▸ **Entries with figure data**:
◇ ◇ ◇ ◇ ◇

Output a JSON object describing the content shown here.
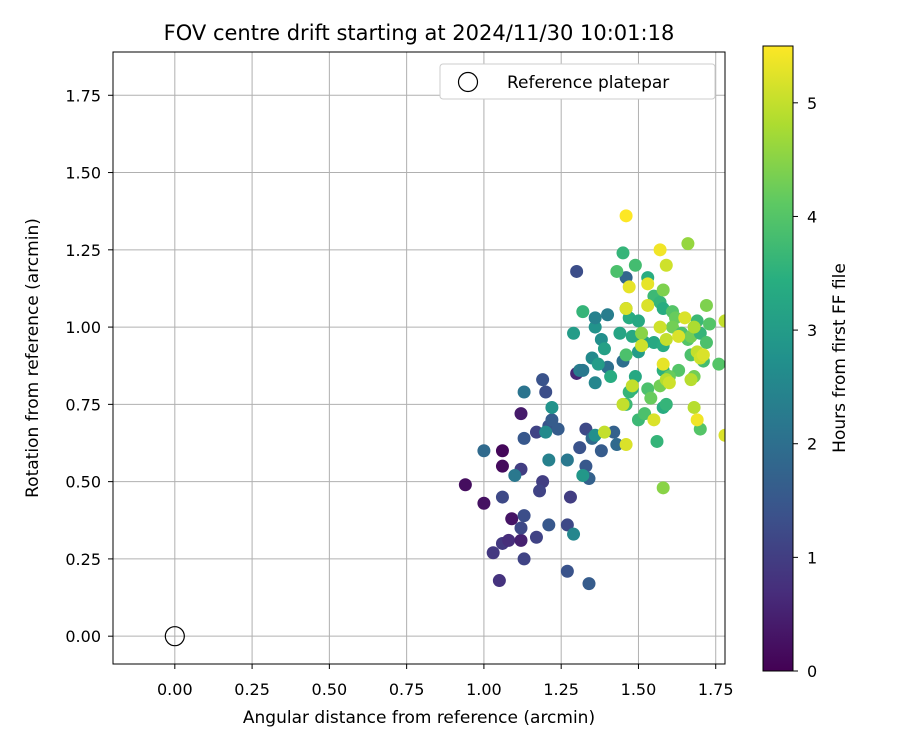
{
  "chart_data": {
    "type": "scatter",
    "title": "FOV centre drift starting at 2024/11/30 10:01:18",
    "xlabel": "Angular distance from reference (arcmin)",
    "ylabel": "Rotation from reference (arcmin)",
    "xlim": [
      -0.2,
      1.78
    ],
    "ylim": [
      -0.09,
      1.89
    ],
    "xticks": [
      "0.00",
      "0.25",
      "0.50",
      "0.75",
      "1.00",
      "1.25",
      "1.50",
      "1.75"
    ],
    "yticks": [
      "0.00",
      "0.25",
      "0.50",
      "0.75",
      "1.00",
      "1.25",
      "1.50",
      "1.75"
    ],
    "grid": true,
    "legend": {
      "placement": "top-right",
      "entries": [
        "Reference platepar"
      ]
    },
    "reference_point": {
      "x": 0.0,
      "y": 0.0,
      "label": "Reference platepar"
    },
    "colorbar": {
      "label": "Hours from first FF file",
      "range": [
        0,
        5.5
      ],
      "ticks": [
        "0",
        "1",
        "2",
        "3",
        "4",
        "5"
      ],
      "colormap": "viridis"
    },
    "points": [
      [
        0.94,
        0.49,
        0.2
      ],
      [
        1.0,
        0.43,
        0.25
      ],
      [
        1.06,
        0.6,
        0.1
      ],
      [
        1.06,
        0.55,
        0.15
      ],
      [
        1.12,
        0.72,
        0.4
      ],
      [
        1.09,
        0.38,
        0.3
      ],
      [
        1.05,
        0.18,
        0.8
      ],
      [
        1.03,
        0.27,
        0.9
      ],
      [
        1.06,
        0.3,
        0.9
      ],
      [
        1.08,
        0.31,
        0.7
      ],
      [
        1.12,
        0.31,
        0.5
      ],
      [
        1.13,
        0.25,
        1.1
      ],
      [
        1.12,
        0.35,
        1.2
      ],
      [
        1.13,
        0.39,
        1.3
      ],
      [
        1.06,
        0.45,
        1.2
      ],
      [
        1.12,
        0.54,
        1.0
      ],
      [
        1.17,
        0.32,
        1.1
      ],
      [
        1.13,
        0.64,
        1.5
      ],
      [
        1.17,
        0.66,
        1.1
      ],
      [
        1.19,
        0.5,
        1.0
      ],
      [
        1.18,
        0.47,
        1.1
      ],
      [
        1.2,
        0.79,
        1.3
      ],
      [
        1.19,
        0.83,
        1.4
      ],
      [
        1.21,
        0.68,
        1.4
      ],
      [
        1.22,
        0.7,
        1.6
      ],
      [
        1.24,
        0.67,
        1.6
      ],
      [
        1.0,
        0.6,
        1.9
      ],
      [
        1.1,
        0.52,
        2.2
      ],
      [
        1.13,
        0.79,
        2.1
      ],
      [
        1.21,
        0.57,
        2.4
      ],
      [
        1.2,
        0.66,
        2.6
      ],
      [
        1.22,
        0.74,
        2.8
      ],
      [
        1.21,
        0.36,
        1.5
      ],
      [
        1.27,
        0.36,
        1.2
      ],
      [
        1.27,
        0.21,
        1.4
      ],
      [
        1.28,
        0.45,
        1.0
      ],
      [
        1.3,
        0.85,
        0.6
      ],
      [
        1.3,
        1.18,
        1.3
      ],
      [
        1.33,
        0.67,
        1.2
      ],
      [
        1.31,
        0.61,
        1.4
      ],
      [
        1.33,
        0.55,
        1.5
      ],
      [
        1.34,
        0.51,
        1.7
      ],
      [
        1.34,
        0.17,
        1.6
      ],
      [
        1.27,
        0.57,
        2.2
      ],
      [
        1.29,
        0.33,
        2.5
      ],
      [
        1.32,
        0.52,
        2.9
      ],
      [
        1.31,
        0.86,
        2.3
      ],
      [
        1.32,
        0.86,
        2.2
      ],
      [
        1.36,
        0.82,
        2.5
      ],
      [
        1.35,
        0.64,
        1.9
      ],
      [
        1.36,
        0.65,
        2.7
      ],
      [
        1.38,
        0.6,
        1.6
      ],
      [
        1.4,
        0.87,
        2.0
      ],
      [
        1.42,
        0.66,
        1.7
      ],
      [
        1.43,
        0.62,
        1.9
      ],
      [
        1.45,
        0.89,
        2.0
      ],
      [
        1.46,
        1.16,
        1.8
      ],
      [
        1.35,
        0.9,
        2.6
      ],
      [
        1.36,
        1.0,
        2.8
      ],
      [
        1.38,
        0.96,
        2.7
      ],
      [
        1.37,
        0.88,
        3.0
      ],
      [
        1.39,
        0.93,
        3.1
      ],
      [
        1.36,
        1.03,
        2.4
      ],
      [
        1.4,
        1.04,
        2.3
      ],
      [
        1.29,
        0.98,
        3.0
      ],
      [
        1.32,
        1.05,
        3.6
      ],
      [
        1.41,
        0.84,
        3.4
      ],
      [
        1.44,
        0.98,
        3.2
      ],
      [
        1.46,
        1.06,
        3.0
      ],
      [
        1.47,
        1.03,
        3.4
      ],
      [
        1.45,
        1.24,
        3.6
      ],
      [
        1.43,
        1.18,
        3.9
      ],
      [
        1.49,
        1.2,
        3.8
      ],
      [
        1.5,
        1.02,
        3.3
      ],
      [
        1.52,
        0.95,
        3.6
      ],
      [
        1.49,
        0.84,
        3.3
      ],
      [
        1.5,
        0.92,
        3.0
      ],
      [
        1.51,
        0.96,
        3.2
      ],
      [
        1.48,
        0.8,
        3.5
      ],
      [
        1.47,
        0.79,
        3.6
      ],
      [
        1.46,
        0.75,
        3.7
      ],
      [
        1.46,
        0.91,
        3.9
      ],
      [
        1.48,
        0.97,
        3.3
      ],
      [
        1.5,
        0.7,
        3.7
      ],
      [
        1.52,
        0.72,
        3.9
      ],
      [
        1.53,
        0.8,
        3.9
      ],
      [
        1.54,
        0.77,
        4.2
      ],
      [
        1.53,
        1.16,
        3.4
      ],
      [
        1.55,
        1.1,
        3.7
      ],
      [
        1.57,
        1.08,
        3.6
      ],
      [
        1.58,
        1.06,
        3.4
      ],
      [
        1.55,
        0.95,
        3.3
      ],
      [
        1.58,
        0.94,
        3.4
      ],
      [
        1.58,
        0.86,
        3.5
      ],
      [
        1.56,
        0.63,
        3.6
      ],
      [
        1.58,
        0.74,
        3.4
      ],
      [
        1.59,
        0.75,
        3.6
      ],
      [
        1.61,
        1.05,
        4.0
      ],
      [
        1.62,
        1.03,
        4.2
      ],
      [
        1.61,
        1.0,
        4.3
      ],
      [
        1.64,
        0.98,
        3.9
      ],
      [
        1.66,
        0.96,
        4.0
      ],
      [
        1.67,
        0.97,
        4.3
      ],
      [
        1.69,
        1.02,
        3.7
      ],
      [
        1.7,
        0.98,
        3.6
      ],
      [
        1.72,
        0.95,
        3.9
      ],
      [
        1.72,
        1.07,
        4.4
      ],
      [
        1.73,
        1.01,
        4.0
      ],
      [
        1.71,
        0.89,
        3.8
      ],
      [
        1.7,
        0.67,
        4.0
      ],
      [
        1.67,
        0.91,
        3.9
      ],
      [
        1.68,
        0.84,
        4.3
      ],
      [
        1.63,
        0.86,
        4.0
      ],
      [
        1.6,
        0.84,
        4.2
      ],
      [
        1.57,
        0.81,
        4.3
      ],
      [
        1.58,
        0.48,
        4.5
      ],
      [
        1.66,
        1.27,
        4.6
      ],
      [
        1.76,
        0.88,
        4.0
      ],
      [
        1.58,
        1.12,
        4.4
      ],
      [
        1.51,
        0.98,
        4.5
      ],
      [
        1.46,
        1.36,
        5.5
      ],
      [
        1.47,
        1.13,
        5.3
      ],
      [
        1.53,
        1.14,
        5.3
      ],
      [
        1.53,
        1.07,
        5.2
      ],
      [
        1.51,
        0.94,
        5.1
      ],
      [
        1.46,
        1.06,
        5.2
      ],
      [
        1.39,
        0.66,
        5.0
      ],
      [
        1.46,
        0.62,
        5.2
      ],
      [
        1.45,
        0.75,
        5.0
      ],
      [
        1.48,
        0.81,
        5.0
      ],
      [
        1.55,
        0.7,
        5.2
      ],
      [
        1.57,
        1.25,
        5.4
      ],
      [
        1.59,
        1.2,
        5.1
      ],
      [
        1.59,
        0.96,
        5.0
      ],
      [
        1.57,
        1.0,
        5.1
      ],
      [
        1.58,
        0.88,
        5.3
      ],
      [
        1.59,
        0.83,
        4.9
      ],
      [
        1.6,
        0.82,
        5.1
      ],
      [
        1.63,
        0.97,
        5.2
      ],
      [
        1.65,
        1.03,
        5.2
      ],
      [
        1.68,
        1.0,
        4.8
      ],
      [
        1.69,
        0.92,
        5.0
      ],
      [
        1.7,
        0.9,
        5.1
      ],
      [
        1.71,
        0.91,
        5.2
      ],
      [
        1.68,
        0.74,
        4.9
      ],
      [
        1.69,
        0.7,
        5.4
      ],
      [
        1.67,
        0.83,
        4.9
      ],
      [
        1.78,
        1.02,
        5.0
      ],
      [
        1.78,
        0.65,
        5.2
      ]
    ]
  }
}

◇ ◇ ◇ ◇ ◇

▸ **Set exercise**: Copy each line above where the string "from" occurs.

▸ **Response**:
    "xlabel": "Angular distance from reference (arcmin)",
    "ylabel": "Rotation from reference (arcmin)",
      "label": "Hours from first FF file",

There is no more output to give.